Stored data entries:
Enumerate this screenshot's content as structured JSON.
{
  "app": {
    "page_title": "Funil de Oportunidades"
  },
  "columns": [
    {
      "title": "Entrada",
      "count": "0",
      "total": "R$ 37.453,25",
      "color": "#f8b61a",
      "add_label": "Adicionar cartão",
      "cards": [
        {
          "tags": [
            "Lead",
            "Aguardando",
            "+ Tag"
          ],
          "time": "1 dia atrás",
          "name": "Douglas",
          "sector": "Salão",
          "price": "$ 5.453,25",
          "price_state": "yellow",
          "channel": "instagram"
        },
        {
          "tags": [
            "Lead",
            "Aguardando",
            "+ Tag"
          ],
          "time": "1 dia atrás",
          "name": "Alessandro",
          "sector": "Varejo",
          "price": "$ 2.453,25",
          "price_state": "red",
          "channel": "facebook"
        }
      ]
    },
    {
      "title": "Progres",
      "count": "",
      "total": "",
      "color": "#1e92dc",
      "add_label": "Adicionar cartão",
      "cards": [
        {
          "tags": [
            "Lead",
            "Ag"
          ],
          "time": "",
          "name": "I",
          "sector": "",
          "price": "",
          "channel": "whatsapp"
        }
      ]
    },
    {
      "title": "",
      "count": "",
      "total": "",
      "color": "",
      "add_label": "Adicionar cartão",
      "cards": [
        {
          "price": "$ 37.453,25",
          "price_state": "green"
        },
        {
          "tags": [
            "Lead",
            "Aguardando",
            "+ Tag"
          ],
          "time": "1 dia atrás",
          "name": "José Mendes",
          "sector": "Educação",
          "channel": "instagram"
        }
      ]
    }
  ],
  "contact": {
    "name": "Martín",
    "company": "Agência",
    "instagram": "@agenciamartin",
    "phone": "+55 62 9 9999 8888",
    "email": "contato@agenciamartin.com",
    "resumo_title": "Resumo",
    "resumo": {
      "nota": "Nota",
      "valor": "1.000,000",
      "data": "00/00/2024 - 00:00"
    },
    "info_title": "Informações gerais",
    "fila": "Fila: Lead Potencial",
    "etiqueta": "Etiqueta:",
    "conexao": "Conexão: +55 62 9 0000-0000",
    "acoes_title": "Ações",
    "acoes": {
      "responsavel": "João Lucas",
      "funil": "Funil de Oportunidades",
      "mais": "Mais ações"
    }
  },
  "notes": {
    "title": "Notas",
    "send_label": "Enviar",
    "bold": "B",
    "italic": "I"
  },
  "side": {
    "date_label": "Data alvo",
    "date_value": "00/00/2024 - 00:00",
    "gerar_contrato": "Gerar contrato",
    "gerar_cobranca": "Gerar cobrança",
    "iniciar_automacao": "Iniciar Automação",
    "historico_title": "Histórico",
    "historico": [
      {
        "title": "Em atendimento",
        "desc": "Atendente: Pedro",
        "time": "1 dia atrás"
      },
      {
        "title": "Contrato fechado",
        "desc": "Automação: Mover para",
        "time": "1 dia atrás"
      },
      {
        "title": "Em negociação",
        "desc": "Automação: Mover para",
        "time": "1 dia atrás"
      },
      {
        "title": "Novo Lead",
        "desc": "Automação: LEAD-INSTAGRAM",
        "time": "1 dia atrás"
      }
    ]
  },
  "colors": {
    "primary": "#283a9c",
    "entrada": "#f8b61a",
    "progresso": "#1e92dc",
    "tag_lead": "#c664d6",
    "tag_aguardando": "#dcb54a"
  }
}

* [DESCRIPTION OF THE TASK]:
Pull out each record as written and restate it exactly.

* [RESULT OF THIS TASK]:
Enumerate this screenshot's content as structured JSON.
{
  "app": {
    "page_title": "Funil de Oportunidades"
  },
  "columns": [
    {
      "title": "Entrada",
      "count": "0",
      "total": "R$ 37.453,25",
      "color": "#f8b61a",
      "add_label": "Adicionar cartão",
      "cards": [
        {
          "tags": [
            "Lead",
            "Aguardando",
            "+ Tag"
          ],
          "time": "1 dia atrás",
          "name": "Douglas",
          "sector": "Salão",
          "price": "$ 5.453,25",
          "price_state": "yellow",
          "channel": "instagram"
        },
        {
          "tags": [
            "Lead",
            "Aguardando",
            "+ Tag"
          ],
          "time": "1 dia atrás",
          "name": "Alessandro",
          "sector": "Varejo",
          "price": "$ 2.453,25",
          "price_state": "red",
          "channel": "facebook"
        }
      ]
    },
    {
      "title": "Progres",
      "count": "",
      "total": "",
      "color": "#1e92dc",
      "add_label": "Adicionar cartão",
      "cards": [
        {
          "tags": [
            "Lead",
            "Ag"
          ],
          "time": "",
          "name": "I",
          "sector": "",
          "price": "",
          "channel": "whatsapp"
        }
      ]
    },
    {
      "title": "",
      "count": "",
      "total": "",
      "color": "",
      "add_label": "Adicionar cartão",
      "cards": [
        {
          "price": "$ 37.453,25",
          "price_state": "green"
        },
        {
          "tags": [
            "Lead",
            "Aguardando",
            "+ Tag"
          ],
          "time": "1 dia atrás",
          "name": "José Mendes",
          "sector": "Educação",
          "channel": "instagram"
        }
      ]
    }
  ],
  "contact": {
    "name": "Martín",
    "company": "Agência",
    "instagram": "@agenciamartin",
    "phone": "+55 62 9 9999 8888",
    "email": "contato@agenciamartin.com",
    "resumo_title": "Resumo",
    "resumo": {
      "nota": "Nota",
      "valor": "1.000,000",
      "data": "00/00/2024 - 00:00"
    },
    "info_title": "Informações gerais",
    "fila": "Fila: Lead Potencial",
    "etiqueta": "Etiqueta:",
    "conexao": "Conexão: +55 62 9 0000-0000",
    "acoes_title": "Ações",
    "acoes": {
      "responsavel": "João Lucas",
      "funil": "Funil de Oportunidades",
      "mais": "Mais ações"
    }
  },
  "notes": {
    "title": "Notas",
    "send_label": "Enviar",
    "bold": "B",
    "italic": "I"
  },
  "side": {
    "date_label": "Data alvo",
    "date_value": "00/00/2024 - 00:00",
    "gerar_contrato": "Gerar contrato",
    "gerar_cobranca": "Gerar cobrança",
    "iniciar_automacao": "Iniciar Automação",
    "historico_title": "Histórico",
    "historico": [
      {
        "title": "Em atendimento",
        "desc": "Atendente: Pedro",
        "time": "1 dia atrás"
      },
      {
        "title": "Contrato fechado",
        "desc": "Automação: Mover para",
        "time": "1 dia atrás"
      },
      {
        "title": "Em negociação",
        "desc": "Automação: Mover para",
        "time": "1 dia atrás"
      },
      {
        "title": "Novo Lead",
        "desc": "Automação: LEAD-INSTAGRAM",
        "time": "1 dia atrás"
      }
    ]
  },
  "colors": {
    "primary": "#283a9c",
    "entrada": "#f8b61a",
    "progresso": "#1e92dc",
    "tag_lead": "#c664d6",
    "tag_aguardando": "#dcb54a"
  }
}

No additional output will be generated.